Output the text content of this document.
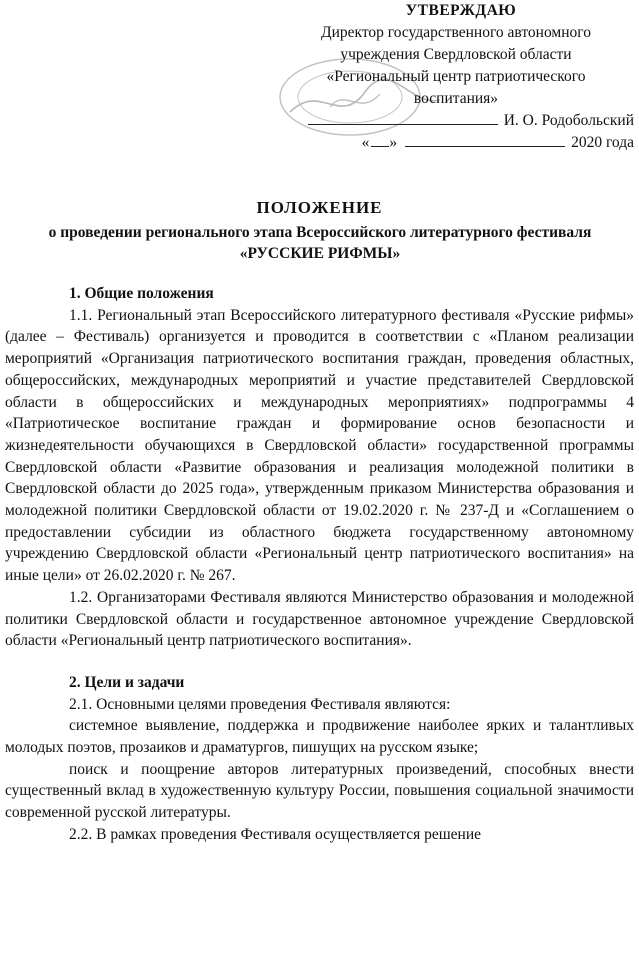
УТВЕРЖДАЮ
Директор государственного автономного
учреждения Свердловской области
«Региональный центр патриотического
воспитания»
И. О. Родобольский
« »	2020 года
ПОЛОЖЕНИЕ
о проведении регионального этапа Всероссийского литературного фестиваля «РУССКИЕ РИФМЫ»
1. Общие положения

1.1. Региональный этап Всероссийского литературного фестиваля «Русские рифмы» (далее – Фестиваль) организуется и проводится в соответствии с «Планом реализации мероприятий «Организация патриотического воспитания граждан, проведения областных, общероссийских, международных мероприятий и участие представителей Свердловской области в общероссийских и международных мероприятиях» подпрограммы 4 «Патриотическое воспитание граждан и формирование основ безопасности и жизнедеятельности обучающихся в Свердловской области» государственной программы Свердловской области «Развитие образования и реализация молодежной политики в Свердловской области до 2025 года», утвержденным приказом Министерства образования и молодежной политики Свердловской области от 19.02.2020 г. № 237-Д и «Соглашением о предоставлении субсидии из областного бюджета государственному автономному учреждению Свердловской области «Региональный центр патриотического воспитания» на иные цели» от 26.02.2020 г. № 267.

1.2. Организаторами Фестиваля являются Министерство образования и молодежной политики Свердловской области и государственное автономное учреждение Свердловской области «Региональный центр патриотического воспитания».

2. Цели и задачи

2.1. Основными целями проведения Фестиваля являются:

системное выявление, поддержка и продвижение наиболее ярких и талантливых молодых поэтов, прозаиков и драматургов, пишущих на русском языке;

поиск и поощрение авторов литературных произведений, способных внести существенный вклад в художественную культуру России, повышения социальной значимости современной русской литературы.

2.2. В рамках проведения Фестиваля осуществляется решение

----

GIVEN TASK:
Set down the lines of the records above exactly, apart from the pictures.

ANSWER TO THE EXERCISE:
Output the text content of this document.
УТВЕРЖДАЮ
Директор государственного автономного
учреждения Свердловской области
«Региональный центр патриотического
воспитания»
И. О. Родобольский
« »	2020 года
ПОЛОЖЕНИЕ
о проведении регионального этапа Всероссийского литературного фестиваля «РУССКИЕ РИФМЫ»
1. Общие положения

1.1. Региональный этап Всероссийского литературного фестиваля «Русские рифмы» (далее – Фестиваль) организуется и проводится в соответствии с «Планом реализации мероприятий «Организация патриотического воспитания граждан, проведения областных, общероссийских, международных мероприятий и участие представителей Свердловской области в общероссийских и международных мероприятиях» подпрограммы 4 «Патриотическое воспитание граждан и формирование основ безопасности и жизнедеятельности обучающихся в Свердловской области» государственной программы Свердловской области «Развитие образования и реализация молодежной политики в Свердловской области до 2025 года», утвержденным приказом Министерства образования и молодежной политики Свердловской области от 19.02.2020 г. № 237-Д и «Соглашением о предоставлении субсидии из областного бюджета государственному автономному учреждению Свердловской области «Региональный центр патриотического воспитания» на иные цели» от 26.02.2020 г. № 267.

1.2. Организаторами Фестиваля являются Министерство образования и молодежной политики Свердловской области и государственное автономное учреждение Свердловской области «Региональный центр патриотического воспитания».

2. Цели и задачи

2.1. Основными целями проведения Фестиваля являются:

системное выявление, поддержка и продвижение наиболее ярких и талантливых молодых поэтов, прозаиков и драматургов, пишущих на русском языке;

поиск и поощрение авторов литературных произведений, способных внести существенный вклад в художественную культуру России, повышения социальной значимости современной русской литературы.

2.2. В рамках проведения Фестиваля осуществляется решение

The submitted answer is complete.